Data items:
** Begin **

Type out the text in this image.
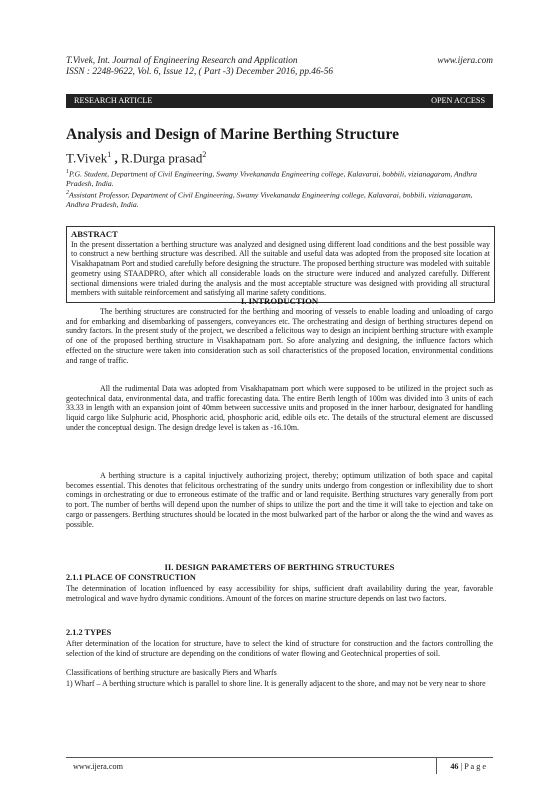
T.Vivek, Int. Journal of Engineering Research and Application
ISSN : 2248-9622, Vol. 6, Issue 12, ( Part -3) December 2016, pp.46-56
www.ijera.com
RESEARCH ARTICLE	OPEN ACCESS
Analysis and Design of Marine Berthing Structure
T.Vivek$^1$ , R.Durga prasad$^2$
$^1$P.G. Student, Department of Civil Engineering, Swamy Vivekananda Engineering college, Kalavarai, bobbili, vizianagaram, Andhra Pradesh, India.
$^2$Assistant Professor, Department of Civil Engineering, Swamy Vivekananda Engineering college, Kalavarai, bobbili, vizianagaram, Andhra Pradesh, India.
ABSTRACT
In the present dissertation a berthing structure was analyzed and designed using different load conditions and the best possible way to construct a new berthing structure was described. All the suitable and useful data was adopted from the proposed site location at Visakhapatnam Port and studied carefully before designing the structure. The proposed berthing structure was modeled with suitable geometry using STAADPRO, after which all considerable loads on the structure were induced and analyzed carefully. Different sectional dimensions were trialed during the analysis and the most acceptable structure was designed with providing all structural members with suitable reinforcement and satisfying all marine safety conditions.
I. INTRODUCTION
The berthing structures are constructed for the berthing and mooring of vessels to enable loading and unloading of cargo and for embarking and disembarking of passengers, conveyances etc. The orchestrating and design of berthing structures depend on sundry factors. In the present study of the project, we described a felicitous way to design an incipient berthing structure with example of one of the proposed berthing structure in Visakhapatnam port. So afore analyzing and designing, the influence factors which effected on the structure were taken into consideration such as soil characteristics of the proposed location, environmental conditions and range of traffic.
All the rudimental Data was adopted from Visakhapatnam port which were supposed to be utilized in the project such as geotechnical data, environmental data, and traffic forecasting data. The entire Berth length of 100m was divided into 3 units of each 33.33 in length with an expansion joint of 40mm between successive units and proposed in the inner harbour, designated for handling liquid cargo like Sulphuric acid, Phosphoric acid, phosphoric acid, edible oils etc. The details of the structural element are discussed under the conceptual design. The design dredge level is taken as -16.10m.
A berthing structure is a capital injuctively authorizing project, thereby; optimum utilization of both space and capital becomes essential. This denotes that felicitous orchestrating of the sundry units undergo from congestion or inflexibility due to short comings in orchestrating or due to erroneous estimate of the traffic and or land requisite. Berthing structures vary generally from port to port. The number of berths will depend upon the number of ships to utilize the port and the time it will take to ejection and take on cargo or passengers. Berthing structures should be located in the most bulwarked part of the harbor or along the the wind and waves as possible.
II. DESIGN PARAMETERS OF BERTHING STRUCTURES
2.1.1 PLACE OF CONSTRUCTION
The determination of location influenced by easy accessibility for ships, sufficient draft availability during the year, favorable metrological and wave hydro dynamic conditions. Amount of the forces on marine structure depends on last two factors.
2.1.2 TYPES
After determination of the location for structure, have to select the kind of structure for construction and the factors controlling the selection of the kind of structure are depending on the conditions of water flowing and Geotechnical properties of soil.
Classifications of berthing structure are basically Piers and Wharfs
1) Wharf – A berthing structure which is parallel to shore line. It is generally adjacent to the shore, and may not be very near to shore
www.ijera.com	46 | P a g e
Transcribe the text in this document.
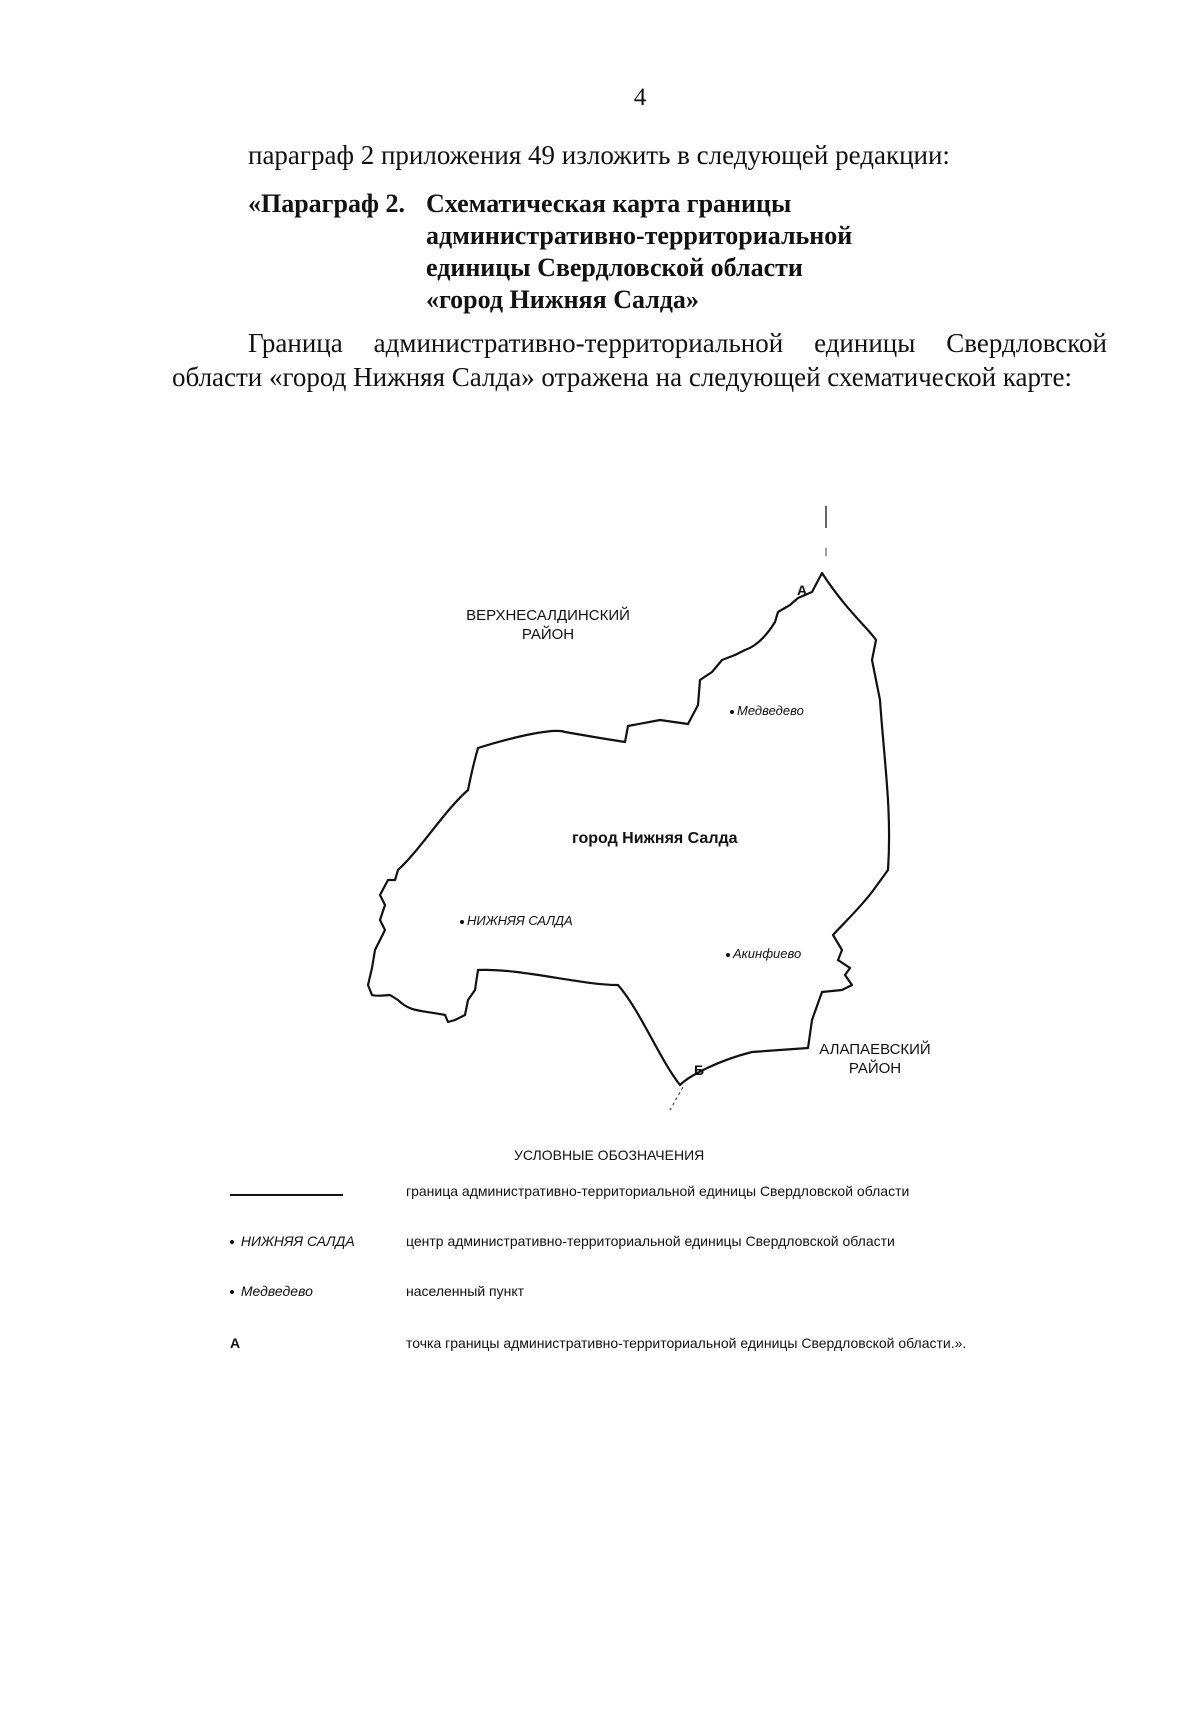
4
параграф 2 приложения 49 изложить в следующей редакции:
«Параграф 2. Схематическая карта границы
административно-территориальной
единицы Свердловской области
«город Нижняя Салда»
Граница административно-территориальной единицы Свердловской области «город Нижняя Салда» отражена на следующей схематической карте:
ВЕРХНЕСАЛДИНСКИЙ
РАЙОН
АЛАПАЕВСКИЙ
РАЙОН
город Нижняя Салда
НИЖНЯЯ САЛДА
Медведево
Акинфиево
А
Б
УСЛОВНЫЕ ОБОЗНАЧЕНИЯ
граница административно-территориальной единицы Свердловской области
НИЖНЯЯ САЛДА	центр административно-территориальной единицы Свердловской области
Медведево	населенный пункт
А	точка границы административно-территориальной единицы Свердловской области.».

** End **

## WHAT IS BEING ASKED
In this exercise, set down all of the data exactly, without the pictures.

## SOLUTION TO THIS EXERCISE
Type out the text in this image.
T.Vivek, Int. Journal of Engineering Research and Application
ISSN : 2248-9622, Vol. 6, Issue 12, ( Part -3) December 2016, pp.46-56
www.ijera.com
RESEARCH ARTICLE	OPEN ACCESS
Analysis and Design of Marine Berthing Structure
T.Vivek$^1$ , R.Durga prasad$^2$
$^1$P.G. Student, Department of Civil Engineering, Swamy Vivekananda Engineering college, Kalavarai, bobbili, vizianagaram, Andhra Pradesh, India.
$^2$Assistant Professor, Department of Civil Engineering, Swamy Vivekananda Engineering college, Kalavarai, bobbili, vizianagaram, Andhra Pradesh, India.
ABSTRACT
In the present dissertation a berthing structure was analyzed and designed using different load conditions and the best possible way to construct a new berthing structure was described. All the suitable and useful data was adopted from the proposed site location at Visakhapatnam Port and studied carefully before designing the structure. The proposed berthing structure was modeled with suitable geometry using STAADPRO, after which all considerable loads on the structure were induced and analyzed carefully. Different sectional dimensions were trialed during the analysis and the most acceptable structure was designed with providing all structural members with suitable reinforcement and satisfying all marine safety conditions.
I. INTRODUCTION
The berthing structures are constructed for the berthing and mooring of vessels to enable loading and unloading of cargo and for embarking and disembarking of passengers, conveyances etc. The orchestrating and design of berthing structures depend on sundry factors. In the present study of the project, we described a felicitous way to design an incipient berthing structure with example of one of the proposed berthing structure in Visakhapatnam port. So afore analyzing and designing, the influence factors which effected on the structure were taken into consideration such as soil characteristics of the proposed location, environmental conditions and range of traffic.
All the rudimental Data was adopted from Visakhapatnam port which were supposed to be utilized in the project such as geotechnical data, environmental data, and traffic forecasting data. The entire Berth length of 100m was divided into 3 units of each 33.33 in length with an expansion joint of 40mm between successive units and proposed in the inner harbour, designated for handling liquid cargo like Sulphuric acid, Phosphoric acid, phosphoric acid, edible oils etc. The details of the structural element are discussed under the conceptual design. The design dredge level is taken as -16.10m.
A berthing structure is a capital injuctively authorizing project, thereby; optimum utilization of both space and capital becomes essential. This denotes that felicitous orchestrating of the sundry units undergo from congestion or inflexibility due to short comings in orchestrating or due to erroneous estimate of the traffic and or land requisite. Berthing structures vary generally from port to port. The number of berths will depend upon the number of ships to utilize the port and the time it will take to ejection and take on cargo or passengers. Berthing structures should be located in the most bulwarked part of the harbor or along the the wind and waves as possible.
II. DESIGN PARAMETERS OF BERTHING STRUCTURES
2.1.1 PLACE OF CONSTRUCTION
The determination of location influenced by easy accessibility for ships, sufficient draft availability during the year, favorable metrological and wave hydro dynamic conditions. Amount of the forces on marine structure depends on last two factors.
2.1.2 TYPES
After determination of the location for structure, have to select the kind of structure for construction and the factors controlling the selection of the kind of structure are depending on the conditions of water flowing and Geotechnical properties of soil.
Classifications of berthing structure are basically Piers and Wharfs
1) Wharf – A berthing structure which is parallel to shore line. It is generally adjacent to the shore, and may not be very near to shore
www.ijera.com	46 | P a g e
Transcribe the text in this document.
4
параграф 2 приложения 49 изложить в следующей редакции:
«Параграф 2. Схематическая карта границы
административно-территориальной
единицы Свердловской области
«город Нижняя Салда»
Граница административно-территориальной единицы Свердловской области «город Нижняя Салда» отражена на следующей схематической карте:
ВЕРХНЕСАЛДИНСКИЙ
РАЙОН
АЛАПАЕВСКИЙ
РАЙОН
город Нижняя Салда
НИЖНЯЯ САЛДА
Медведево
Акинфиево
А
Б
УСЛОВНЫЕ ОБОЗНАЧЕНИЯ
граница административно-территориальной единицы Свердловской области
НИЖНЯЯ САЛДА	центр административно-территориальной единицы Свердловской области
Медведево	населенный пункт
А	точка границы административно-территориальной единицы Свердловской области.».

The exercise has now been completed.